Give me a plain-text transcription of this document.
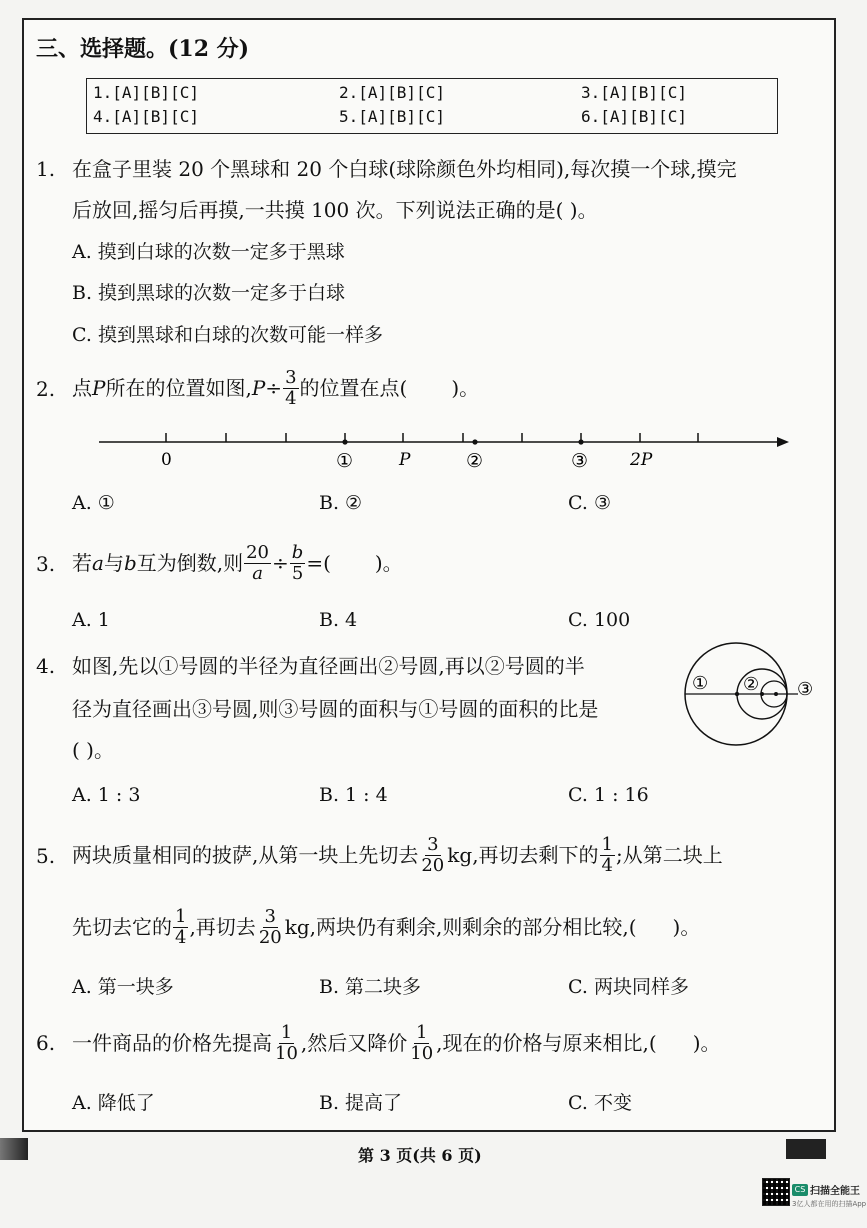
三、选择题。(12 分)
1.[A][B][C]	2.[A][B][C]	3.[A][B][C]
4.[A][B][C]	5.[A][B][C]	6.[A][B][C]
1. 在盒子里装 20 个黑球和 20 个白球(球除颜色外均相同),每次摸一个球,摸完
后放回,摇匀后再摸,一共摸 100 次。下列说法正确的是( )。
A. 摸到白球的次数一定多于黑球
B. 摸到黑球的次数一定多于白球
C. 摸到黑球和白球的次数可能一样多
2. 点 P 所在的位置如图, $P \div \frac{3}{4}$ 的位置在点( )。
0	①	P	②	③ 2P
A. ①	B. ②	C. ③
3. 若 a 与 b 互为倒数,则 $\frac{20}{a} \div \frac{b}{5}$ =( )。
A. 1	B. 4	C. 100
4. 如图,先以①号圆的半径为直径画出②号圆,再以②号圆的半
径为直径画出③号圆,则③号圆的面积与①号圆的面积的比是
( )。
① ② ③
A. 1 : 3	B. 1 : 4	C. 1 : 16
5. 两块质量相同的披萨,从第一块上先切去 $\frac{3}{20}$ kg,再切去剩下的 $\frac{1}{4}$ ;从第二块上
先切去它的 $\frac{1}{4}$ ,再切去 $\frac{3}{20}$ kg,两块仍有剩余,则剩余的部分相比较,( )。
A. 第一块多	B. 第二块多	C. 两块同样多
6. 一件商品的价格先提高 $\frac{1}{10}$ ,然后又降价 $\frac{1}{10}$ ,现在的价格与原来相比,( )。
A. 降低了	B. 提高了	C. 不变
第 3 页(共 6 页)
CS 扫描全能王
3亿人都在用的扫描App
...
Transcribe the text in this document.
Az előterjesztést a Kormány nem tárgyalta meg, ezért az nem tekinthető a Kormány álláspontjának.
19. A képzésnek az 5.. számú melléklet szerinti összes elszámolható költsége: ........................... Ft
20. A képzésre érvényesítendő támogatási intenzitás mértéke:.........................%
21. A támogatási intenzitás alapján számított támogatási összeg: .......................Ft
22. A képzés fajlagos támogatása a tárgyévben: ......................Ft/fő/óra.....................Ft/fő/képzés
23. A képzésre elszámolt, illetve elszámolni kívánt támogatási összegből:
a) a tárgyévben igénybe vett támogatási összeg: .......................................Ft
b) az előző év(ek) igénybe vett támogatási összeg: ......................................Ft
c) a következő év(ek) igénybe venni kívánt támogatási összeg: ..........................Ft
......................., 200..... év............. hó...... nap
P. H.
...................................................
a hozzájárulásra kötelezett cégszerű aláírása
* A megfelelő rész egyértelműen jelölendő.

▸ Problem description:
Copy every single line of the material above that holds "kívánt".

▸ Result:
23. A képzésre elszámolt, illetve elszámolni kívánt támogatási összegből:
c) a következő év(ek) igénybe venni kívánt támogatási összeg: ..........................Ft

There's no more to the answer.